AIM: Give back all the data exactly, line by line.
........
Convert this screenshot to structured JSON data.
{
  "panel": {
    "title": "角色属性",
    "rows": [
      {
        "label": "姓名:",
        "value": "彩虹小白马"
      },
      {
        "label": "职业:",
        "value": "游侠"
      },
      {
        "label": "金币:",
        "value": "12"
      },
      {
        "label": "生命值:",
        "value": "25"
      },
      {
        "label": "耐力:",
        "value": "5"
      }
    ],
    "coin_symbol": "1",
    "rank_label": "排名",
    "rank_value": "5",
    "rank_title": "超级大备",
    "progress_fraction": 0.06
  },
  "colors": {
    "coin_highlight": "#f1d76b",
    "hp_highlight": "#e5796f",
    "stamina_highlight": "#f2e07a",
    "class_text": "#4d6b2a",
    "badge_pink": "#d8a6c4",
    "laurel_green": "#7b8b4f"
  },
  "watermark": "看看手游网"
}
........
THE RESULT:
Convert this screenshot to structured JSON data.
{
  "panel": {
    "title": "角色属性",
    "rows": [
      {
        "label": "姓名:",
        "value": "彩虹小白马"
      },
      {
        "label": "职业:",
        "value": "游侠"
      },
      {
        "label": "金币:",
        "value": "12"
      },
      {
        "label": "生命值:",
        "value": "25"
      },
      {
        "label": "耐力:",
        "value": "5"
      }
    ],
    "coin_symbol": "1",
    "rank_label": "排名",
    "rank_value": "5",
    "rank_title": "超级大备",
    "progress_fraction": 0.06
  },
  "colors": {
    "coin_highlight": "#f1d76b",
    "hp_highlight": "#e5796f",
    "stamina_highlight": "#f2e07a",
    "class_text": "#4d6b2a",
    "badge_pink": "#d8a6c4",
    "laurel_green": "#7b8b4f"
  },
  "watermark": "看看手游网"
}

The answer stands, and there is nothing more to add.